== Entries ==

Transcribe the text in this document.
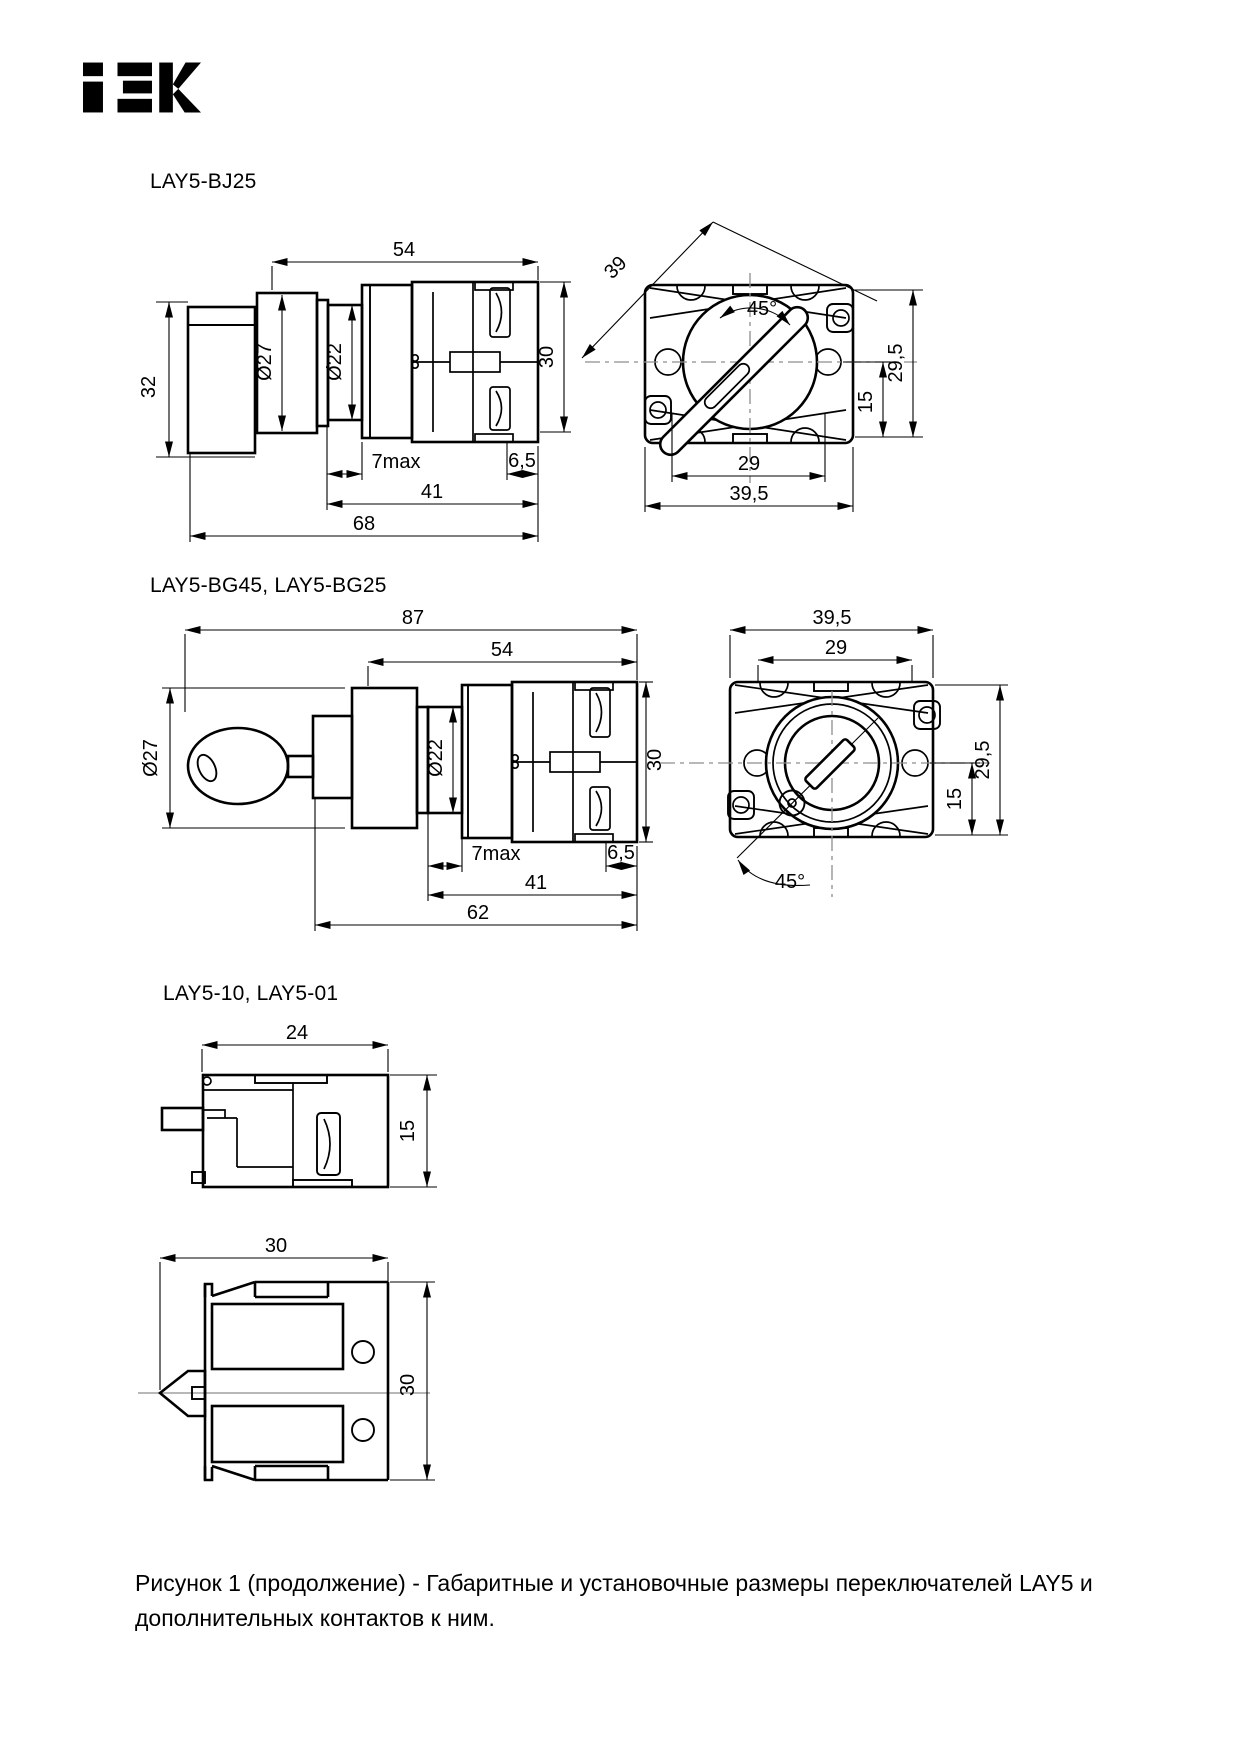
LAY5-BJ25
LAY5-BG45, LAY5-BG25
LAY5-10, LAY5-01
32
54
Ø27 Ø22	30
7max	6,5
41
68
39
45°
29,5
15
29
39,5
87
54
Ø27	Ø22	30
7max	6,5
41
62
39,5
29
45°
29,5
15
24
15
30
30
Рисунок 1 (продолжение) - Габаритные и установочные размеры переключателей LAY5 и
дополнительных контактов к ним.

== Objective ==
Your copy of the data above should match it exactly, except that pictures are left out.

== Written response ==
Transcribe the text in this document.
LAY5-BJ25
LAY5-BG45, LAY5-BG25
LAY5-10, LAY5-01
32
54
Ø27 Ø22	30
7max	6,5
41
68
39
45°
29,5
15
29
39,5
87
54
Ø27	Ø22	30
7max	6,5
41
62
39,5
29
45°
29,5
15
24
15
30
30
Рисунок 1 (продолжение) - Габаритные и установочные размеры переключателей LAY5 и
дополнительных контактов к ним.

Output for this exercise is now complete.